Data shown —
━━━━━━━━━━━━━━━━━━━━━━━━━━━━━━

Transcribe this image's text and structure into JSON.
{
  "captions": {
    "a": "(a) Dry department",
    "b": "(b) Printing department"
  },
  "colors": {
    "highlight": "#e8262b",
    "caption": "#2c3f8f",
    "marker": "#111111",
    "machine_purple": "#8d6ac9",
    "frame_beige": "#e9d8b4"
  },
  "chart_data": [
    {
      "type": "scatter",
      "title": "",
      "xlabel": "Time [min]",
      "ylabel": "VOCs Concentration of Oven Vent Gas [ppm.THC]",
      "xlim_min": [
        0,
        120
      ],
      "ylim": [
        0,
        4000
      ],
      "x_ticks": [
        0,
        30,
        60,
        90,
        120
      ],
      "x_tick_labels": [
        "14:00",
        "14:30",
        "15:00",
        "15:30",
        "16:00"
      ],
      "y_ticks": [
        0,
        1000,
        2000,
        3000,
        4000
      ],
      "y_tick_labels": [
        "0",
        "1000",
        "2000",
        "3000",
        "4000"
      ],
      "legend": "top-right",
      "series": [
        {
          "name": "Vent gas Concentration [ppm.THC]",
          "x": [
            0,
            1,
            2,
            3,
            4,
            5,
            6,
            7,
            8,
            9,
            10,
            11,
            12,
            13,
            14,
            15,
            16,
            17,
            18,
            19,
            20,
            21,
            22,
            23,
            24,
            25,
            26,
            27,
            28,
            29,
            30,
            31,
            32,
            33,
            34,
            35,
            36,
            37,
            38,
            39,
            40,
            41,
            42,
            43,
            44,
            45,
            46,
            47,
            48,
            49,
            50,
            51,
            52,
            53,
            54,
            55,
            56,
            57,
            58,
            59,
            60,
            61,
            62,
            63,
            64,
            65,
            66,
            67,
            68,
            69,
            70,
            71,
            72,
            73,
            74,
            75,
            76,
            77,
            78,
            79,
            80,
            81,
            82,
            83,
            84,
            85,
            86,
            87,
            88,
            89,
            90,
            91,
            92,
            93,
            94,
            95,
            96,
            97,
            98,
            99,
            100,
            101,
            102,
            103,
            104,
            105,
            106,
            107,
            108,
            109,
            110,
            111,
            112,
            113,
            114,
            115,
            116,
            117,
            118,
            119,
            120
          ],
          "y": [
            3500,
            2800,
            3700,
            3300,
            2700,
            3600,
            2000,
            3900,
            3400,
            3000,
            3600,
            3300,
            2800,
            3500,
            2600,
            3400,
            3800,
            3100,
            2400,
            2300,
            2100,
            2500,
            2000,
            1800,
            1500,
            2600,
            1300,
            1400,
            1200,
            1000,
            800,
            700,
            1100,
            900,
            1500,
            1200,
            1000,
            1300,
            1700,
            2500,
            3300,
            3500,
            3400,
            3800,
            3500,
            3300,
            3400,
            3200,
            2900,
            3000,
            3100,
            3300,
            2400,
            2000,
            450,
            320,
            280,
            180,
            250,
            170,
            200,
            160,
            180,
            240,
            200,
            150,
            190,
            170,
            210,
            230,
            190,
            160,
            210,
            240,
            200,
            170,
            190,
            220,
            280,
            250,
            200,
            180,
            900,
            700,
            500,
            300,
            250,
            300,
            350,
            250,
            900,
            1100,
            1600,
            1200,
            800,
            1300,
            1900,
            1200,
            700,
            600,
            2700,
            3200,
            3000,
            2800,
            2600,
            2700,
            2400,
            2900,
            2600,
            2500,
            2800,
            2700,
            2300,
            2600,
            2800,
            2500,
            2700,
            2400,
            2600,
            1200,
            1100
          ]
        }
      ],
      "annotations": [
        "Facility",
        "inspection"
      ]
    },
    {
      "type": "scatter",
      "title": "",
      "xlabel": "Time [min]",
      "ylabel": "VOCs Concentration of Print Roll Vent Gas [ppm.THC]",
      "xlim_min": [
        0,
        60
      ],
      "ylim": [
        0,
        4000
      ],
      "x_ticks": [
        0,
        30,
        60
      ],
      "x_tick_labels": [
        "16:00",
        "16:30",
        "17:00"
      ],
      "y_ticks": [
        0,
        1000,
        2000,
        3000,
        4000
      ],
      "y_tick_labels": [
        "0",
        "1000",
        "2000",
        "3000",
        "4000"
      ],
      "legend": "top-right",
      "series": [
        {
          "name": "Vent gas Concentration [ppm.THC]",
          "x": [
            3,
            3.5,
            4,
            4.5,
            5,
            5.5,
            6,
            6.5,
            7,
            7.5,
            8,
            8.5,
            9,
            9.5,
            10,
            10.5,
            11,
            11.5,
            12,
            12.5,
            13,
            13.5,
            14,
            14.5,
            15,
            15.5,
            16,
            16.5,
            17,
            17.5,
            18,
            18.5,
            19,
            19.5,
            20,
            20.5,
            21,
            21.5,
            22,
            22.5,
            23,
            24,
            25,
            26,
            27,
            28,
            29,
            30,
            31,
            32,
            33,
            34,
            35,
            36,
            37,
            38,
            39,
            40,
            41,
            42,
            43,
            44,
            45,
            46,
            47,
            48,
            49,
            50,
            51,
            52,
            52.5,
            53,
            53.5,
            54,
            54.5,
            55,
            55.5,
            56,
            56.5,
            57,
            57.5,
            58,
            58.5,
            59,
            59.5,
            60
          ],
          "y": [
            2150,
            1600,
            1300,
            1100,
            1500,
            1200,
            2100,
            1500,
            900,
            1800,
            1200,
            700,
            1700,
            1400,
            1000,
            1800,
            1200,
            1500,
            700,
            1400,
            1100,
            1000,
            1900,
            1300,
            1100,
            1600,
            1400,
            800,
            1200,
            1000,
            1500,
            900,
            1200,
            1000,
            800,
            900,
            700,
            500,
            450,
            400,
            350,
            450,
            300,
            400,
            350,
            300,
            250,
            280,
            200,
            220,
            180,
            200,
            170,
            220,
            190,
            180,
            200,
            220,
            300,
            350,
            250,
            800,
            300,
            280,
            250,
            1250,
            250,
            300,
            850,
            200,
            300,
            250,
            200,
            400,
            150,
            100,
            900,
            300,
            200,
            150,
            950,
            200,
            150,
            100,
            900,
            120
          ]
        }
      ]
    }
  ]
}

━━━━━━━━━━━━━━━━━━━━━━━━━━━━━━

Stated task — Track down every line of the material containing the string "Concentration", and copy it.

Result for this exercise —
      "ylabel": "VOCs Concentration of Oven Vent Gas [ppm.THC]",
          "name": "Vent gas Concentration [ppm.THC]",
      "ylabel": "VOCs Concentration of Print Roll Vent Gas [ppm.THC]",
          "name": "Vent gas Concentration [ppm.THC]",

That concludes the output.